Items from a data source
--*--
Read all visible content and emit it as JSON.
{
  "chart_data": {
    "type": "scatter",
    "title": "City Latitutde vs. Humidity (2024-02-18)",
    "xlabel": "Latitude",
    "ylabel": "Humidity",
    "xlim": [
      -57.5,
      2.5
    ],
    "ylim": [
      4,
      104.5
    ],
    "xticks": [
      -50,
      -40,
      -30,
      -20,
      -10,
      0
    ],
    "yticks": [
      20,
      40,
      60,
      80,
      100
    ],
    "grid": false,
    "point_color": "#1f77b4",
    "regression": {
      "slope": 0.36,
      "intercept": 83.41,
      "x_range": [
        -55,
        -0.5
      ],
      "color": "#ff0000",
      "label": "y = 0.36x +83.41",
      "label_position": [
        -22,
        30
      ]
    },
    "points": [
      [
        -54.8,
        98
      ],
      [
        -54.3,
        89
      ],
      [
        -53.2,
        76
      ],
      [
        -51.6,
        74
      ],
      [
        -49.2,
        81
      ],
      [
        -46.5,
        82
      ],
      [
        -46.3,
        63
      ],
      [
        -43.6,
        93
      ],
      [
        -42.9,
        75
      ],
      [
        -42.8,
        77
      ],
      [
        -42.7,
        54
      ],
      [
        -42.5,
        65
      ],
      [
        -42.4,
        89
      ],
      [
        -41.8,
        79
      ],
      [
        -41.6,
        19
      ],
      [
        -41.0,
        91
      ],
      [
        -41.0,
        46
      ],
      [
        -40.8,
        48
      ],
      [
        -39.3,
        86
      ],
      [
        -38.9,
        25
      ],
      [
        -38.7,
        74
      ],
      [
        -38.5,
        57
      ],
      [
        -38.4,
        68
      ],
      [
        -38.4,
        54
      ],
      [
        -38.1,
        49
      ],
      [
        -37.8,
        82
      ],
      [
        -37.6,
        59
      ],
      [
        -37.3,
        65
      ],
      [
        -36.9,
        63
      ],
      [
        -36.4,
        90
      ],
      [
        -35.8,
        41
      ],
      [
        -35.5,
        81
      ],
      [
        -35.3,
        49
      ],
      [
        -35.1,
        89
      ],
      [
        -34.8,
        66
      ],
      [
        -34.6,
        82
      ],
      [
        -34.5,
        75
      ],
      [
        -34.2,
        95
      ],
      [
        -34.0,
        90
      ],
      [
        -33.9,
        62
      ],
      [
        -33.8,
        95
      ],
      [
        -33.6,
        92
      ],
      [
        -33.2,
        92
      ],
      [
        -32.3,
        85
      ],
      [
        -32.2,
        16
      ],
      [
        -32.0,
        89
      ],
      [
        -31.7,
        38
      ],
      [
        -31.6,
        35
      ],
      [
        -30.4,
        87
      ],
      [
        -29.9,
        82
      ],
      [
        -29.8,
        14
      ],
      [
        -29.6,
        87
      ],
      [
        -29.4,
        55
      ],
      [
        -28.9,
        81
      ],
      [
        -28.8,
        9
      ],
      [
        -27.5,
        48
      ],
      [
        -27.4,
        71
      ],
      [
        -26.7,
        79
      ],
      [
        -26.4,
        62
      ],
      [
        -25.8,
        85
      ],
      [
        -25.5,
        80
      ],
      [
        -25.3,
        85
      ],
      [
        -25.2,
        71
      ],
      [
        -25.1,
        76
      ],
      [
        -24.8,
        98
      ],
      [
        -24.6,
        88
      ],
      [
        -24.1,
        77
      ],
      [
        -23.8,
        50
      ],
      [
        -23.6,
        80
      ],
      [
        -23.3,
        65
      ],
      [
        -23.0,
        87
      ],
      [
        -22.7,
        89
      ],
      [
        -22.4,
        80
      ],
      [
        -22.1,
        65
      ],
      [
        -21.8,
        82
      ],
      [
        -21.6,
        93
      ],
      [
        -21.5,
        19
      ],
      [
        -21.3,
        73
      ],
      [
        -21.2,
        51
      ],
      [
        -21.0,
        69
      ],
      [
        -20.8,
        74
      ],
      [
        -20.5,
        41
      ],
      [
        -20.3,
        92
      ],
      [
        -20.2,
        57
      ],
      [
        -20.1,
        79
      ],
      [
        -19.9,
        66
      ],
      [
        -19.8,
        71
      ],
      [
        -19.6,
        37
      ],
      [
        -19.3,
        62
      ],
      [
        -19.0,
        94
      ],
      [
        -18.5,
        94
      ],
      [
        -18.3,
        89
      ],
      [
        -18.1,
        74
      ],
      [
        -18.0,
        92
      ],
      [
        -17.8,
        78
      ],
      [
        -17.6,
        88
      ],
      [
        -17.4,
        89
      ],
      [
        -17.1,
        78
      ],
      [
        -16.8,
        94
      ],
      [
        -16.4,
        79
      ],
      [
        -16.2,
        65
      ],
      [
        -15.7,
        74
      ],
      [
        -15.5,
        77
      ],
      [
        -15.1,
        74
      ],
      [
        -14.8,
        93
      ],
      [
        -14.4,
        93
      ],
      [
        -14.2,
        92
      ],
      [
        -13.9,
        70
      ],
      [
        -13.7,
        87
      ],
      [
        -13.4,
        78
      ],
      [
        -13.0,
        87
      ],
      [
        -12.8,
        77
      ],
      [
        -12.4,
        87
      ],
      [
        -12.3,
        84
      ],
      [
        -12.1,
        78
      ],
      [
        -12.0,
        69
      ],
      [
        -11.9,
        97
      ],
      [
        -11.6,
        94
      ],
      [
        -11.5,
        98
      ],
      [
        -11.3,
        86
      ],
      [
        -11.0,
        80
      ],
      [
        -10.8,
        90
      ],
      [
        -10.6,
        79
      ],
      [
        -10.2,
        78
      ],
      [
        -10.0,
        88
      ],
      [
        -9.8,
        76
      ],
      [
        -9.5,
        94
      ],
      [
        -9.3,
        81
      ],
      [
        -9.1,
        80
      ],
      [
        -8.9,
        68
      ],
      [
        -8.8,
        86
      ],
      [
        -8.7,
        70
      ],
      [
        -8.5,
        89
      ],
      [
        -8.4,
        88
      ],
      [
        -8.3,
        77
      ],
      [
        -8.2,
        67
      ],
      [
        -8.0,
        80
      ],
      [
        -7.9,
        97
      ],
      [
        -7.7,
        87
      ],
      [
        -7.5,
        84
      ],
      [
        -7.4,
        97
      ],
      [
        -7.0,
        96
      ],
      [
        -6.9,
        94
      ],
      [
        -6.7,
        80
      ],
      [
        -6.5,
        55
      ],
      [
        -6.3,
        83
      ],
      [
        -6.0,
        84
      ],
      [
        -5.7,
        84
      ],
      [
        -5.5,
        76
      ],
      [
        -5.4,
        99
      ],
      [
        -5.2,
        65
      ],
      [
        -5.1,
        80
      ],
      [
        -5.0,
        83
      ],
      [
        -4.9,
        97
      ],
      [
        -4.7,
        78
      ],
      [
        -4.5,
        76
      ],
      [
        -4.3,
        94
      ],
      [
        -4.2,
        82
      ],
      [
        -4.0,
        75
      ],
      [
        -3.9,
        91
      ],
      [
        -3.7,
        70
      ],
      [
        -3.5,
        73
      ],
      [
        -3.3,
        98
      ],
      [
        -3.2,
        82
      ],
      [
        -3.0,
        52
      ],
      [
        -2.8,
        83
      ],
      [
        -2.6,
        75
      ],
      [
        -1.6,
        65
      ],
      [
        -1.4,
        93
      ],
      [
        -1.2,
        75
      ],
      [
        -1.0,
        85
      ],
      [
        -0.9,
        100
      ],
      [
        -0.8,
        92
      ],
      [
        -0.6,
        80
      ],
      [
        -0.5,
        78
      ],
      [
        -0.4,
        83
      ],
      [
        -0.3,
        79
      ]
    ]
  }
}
--*--
• Exercise description
Would you copy out each line exactly as written?

• Finished exercise
Read all visible content and emit it as JSON.
{
  "chart_data": {
    "type": "scatter",
    "title": "City Latitutde vs. Humidity (2024-02-18)",
    "xlabel": "Latitude",
    "ylabel": "Humidity",
    "xlim": [
      -57.5,
      2.5
    ],
    "ylim": [
      4,
      104.5
    ],
    "xticks": [
      -50,
      -40,
      -30,
      -20,
      -10,
      0
    ],
    "yticks": [
      20,
      40,
      60,
      80,
      100
    ],
    "grid": false,
    "point_color": "#1f77b4",
    "regression": {
      "slope": 0.36,
      "intercept": 83.41,
      "x_range": [
        -55,
        -0.5
      ],
      "color": "#ff0000",
      "label": "y = 0.36x +83.41",
      "label_position": [
        -22,
        30
      ]
    },
    "points": [
      [
        -54.8,
        98
      ],
      [
        -54.3,
        89
      ],
      [
        -53.2,
        76
      ],
      [
        -51.6,
        74
      ],
      [
        -49.2,
        81
      ],
      [
        -46.5,
        82
      ],
      [
        -46.3,
        63
      ],
      [
        -43.6,
        93
      ],
      [
        -42.9,
        75
      ],
      [
        -42.8,
        77
      ],
      [
        -42.7,
        54
      ],
      [
        -42.5,
        65
      ],
      [
        -42.4,
        89
      ],
      [
        -41.8,
        79
      ],
      [
        -41.6,
        19
      ],
      [
        -41.0,
        91
      ],
      [
        -41.0,
        46
      ],
      [
        -40.8,
        48
      ],
      [
        -39.3,
        86
      ],
      [
        -38.9,
        25
      ],
      [
        -38.7,
        74
      ],
      [
        -38.5,
        57
      ],
      [
        -38.4,
        68
      ],
      [
        -38.4,
        54
      ],
      [
        -38.1,
        49
      ],
      [
        -37.8,
        82
      ],
      [
        -37.6,
        59
      ],
      [
        -37.3,
        65
      ],
      [
        -36.9,
        63
      ],
      [
        -36.4,
        90
      ],
      [
        -35.8,
        41
      ],
      [
        -35.5,
        81
      ],
      [
        -35.3,
        49
      ],
      [
        -35.1,
        89
      ],
      [
        -34.8,
        66
      ],
      [
        -34.6,
        82
      ],
      [
        -34.5,
        75
      ],
      [
        -34.2,
        95
      ],
      [
        -34.0,
        90
      ],
      [
        -33.9,
        62
      ],
      [
        -33.8,
        95
      ],
      [
        -33.6,
        92
      ],
      [
        -33.2,
        92
      ],
      [
        -32.3,
        85
      ],
      [
        -32.2,
        16
      ],
      [
        -32.0,
        89
      ],
      [
        -31.7,
        38
      ],
      [
        -31.6,
        35
      ],
      [
        -30.4,
        87
      ],
      [
        -29.9,
        82
      ],
      [
        -29.8,
        14
      ],
      [
        -29.6,
        87
      ],
      [
        -29.4,
        55
      ],
      [
        -28.9,
        81
      ],
      [
        -28.8,
        9
      ],
      [
        -27.5,
        48
      ],
      [
        -27.4,
        71
      ],
      [
        -26.7,
        79
      ],
      [
        -26.4,
        62
      ],
      [
        -25.8,
        85
      ],
      [
        -25.5,
        80
      ],
      [
        -25.3,
        85
      ],
      [
        -25.2,
        71
      ],
      [
        -25.1,
        76
      ],
      [
        -24.8,
        98
      ],
      [
        -24.6,
        88
      ],
      [
        -24.1,
        77
      ],
      [
        -23.8,
        50
      ],
      [
        -23.6,
        80
      ],
      [
        -23.3,
        65
      ],
      [
        -23.0,
        87
      ],
      [
        -22.7,
        89
      ],
      [
        -22.4,
        80
      ],
      [
        -22.1,
        65
      ],
      [
        -21.8,
        82
      ],
      [
        -21.6,
        93
      ],
      [
        -21.5,
        19
      ],
      [
        -21.3,
        73
      ],
      [
        -21.2,
        51
      ],
      [
        -21.0,
        69
      ],
      [
        -20.8,
        74
      ],
      [
        -20.5,
        41
      ],
      [
        -20.3,
        92
      ],
      [
        -20.2,
        57
      ],
      [
        -20.1,
        79
      ],
      [
        -19.9,
        66
      ],
      [
        -19.8,
        71
      ],
      [
        -19.6,
        37
      ],
      [
        -19.3,
        62
      ],
      [
        -19.0,
        94
      ],
      [
        -18.5,
        94
      ],
      [
        -18.3,
        89
      ],
      [
        -18.1,
        74
      ],
      [
        -18.0,
        92
      ],
      [
        -17.8,
        78
      ],
      [
        -17.6,
        88
      ],
      [
        -17.4,
        89
      ],
      [
        -17.1,
        78
      ],
      [
        -16.8,
        94
      ],
      [
        -16.4,
        79
      ],
      [
        -16.2,
        65
      ],
      [
        -15.7,
        74
      ],
      [
        -15.5,
        77
      ],
      [
        -15.1,
        74
      ],
      [
        -14.8,
        93
      ],
      [
        -14.4,
        93
      ],
      [
        -14.2,
        92
      ],
      [
        -13.9,
        70
      ],
      [
        -13.7,
        87
      ],
      [
        -13.4,
        78
      ],
      [
        -13.0,
        87
      ],
      [
        -12.8,
        77
      ],
      [
        -12.4,
        87
      ],
      [
        -12.3,
        84
      ],
      [
        -12.1,
        78
      ],
      [
        -12.0,
        69
      ],
      [
        -11.9,
        97
      ],
      [
        -11.6,
        94
      ],
      [
        -11.5,
        98
      ],
      [
        -11.3,
        86
      ],
      [
        -11.0,
        80
      ],
      [
        -10.8,
        90
      ],
      [
        -10.6,
        79
      ],
      [
        -10.2,
        78
      ],
      [
        -10.0,
        88
      ],
      [
        -9.8,
        76
      ],
      [
        -9.5,
        94
      ],
      [
        -9.3,
        81
      ],
      [
        -9.1,
        80
      ],
      [
        -8.9,
        68
      ],
      [
        -8.8,
        86
      ],
      [
        -8.7,
        70
      ],
      [
        -8.5,
        89
      ],
      [
        -8.4,
        88
      ],
      [
        -8.3,
        77
      ],
      [
        -8.2,
        67
      ],
      [
        -8.0,
        80
      ],
      [
        -7.9,
        97
      ],
      [
        -7.7,
        87
      ],
      [
        -7.5,
        84
      ],
      [
        -7.4,
        97
      ],
      [
        -7.0,
        96
      ],
      [
        -6.9,
        94
      ],
      [
        -6.7,
        80
      ],
      [
        -6.5,
        55
      ],
      [
        -6.3,
        83
      ],
      [
        -6.0,
        84
      ],
      [
        -5.7,
        84
      ],
      [
        -5.5,
        76
      ],
      [
        -5.4,
        99
      ],
      [
        -5.2,
        65
      ],
      [
        -5.1,
        80
      ],
      [
        -5.0,
        83
      ],
      [
        -4.9,
        97
      ],
      [
        -4.7,
        78
      ],
      [
        -4.5,
        76
      ],
      [
        -4.3,
        94
      ],
      [
        -4.2,
        82
      ],
      [
        -4.0,
        75
      ],
      [
        -3.9,
        91
      ],
      [
        -3.7,
        70
      ],
      [
        -3.5,
        73
      ],
      [
        -3.3,
        98
      ],
      [
        -3.2,
        82
      ],
      [
        -3.0,
        52
      ],
      [
        -2.8,
        83
      ],
      [
        -2.6,
        75
      ],
      [
        -1.6,
        65
      ],
      [
        -1.4,
        93
      ],
      [
        -1.2,
        75
      ],
      [
        -1.0,
        85
      ],
      [
        -0.9,
        100
      ],
      [
        -0.8,
        92
      ],
      [
        -0.6,
        80
      ],
      [
        -0.5,
        78
      ],
      [
        -0.4,
        83
      ],
      [
        -0.3,
        79
      ]
    ]
  }
}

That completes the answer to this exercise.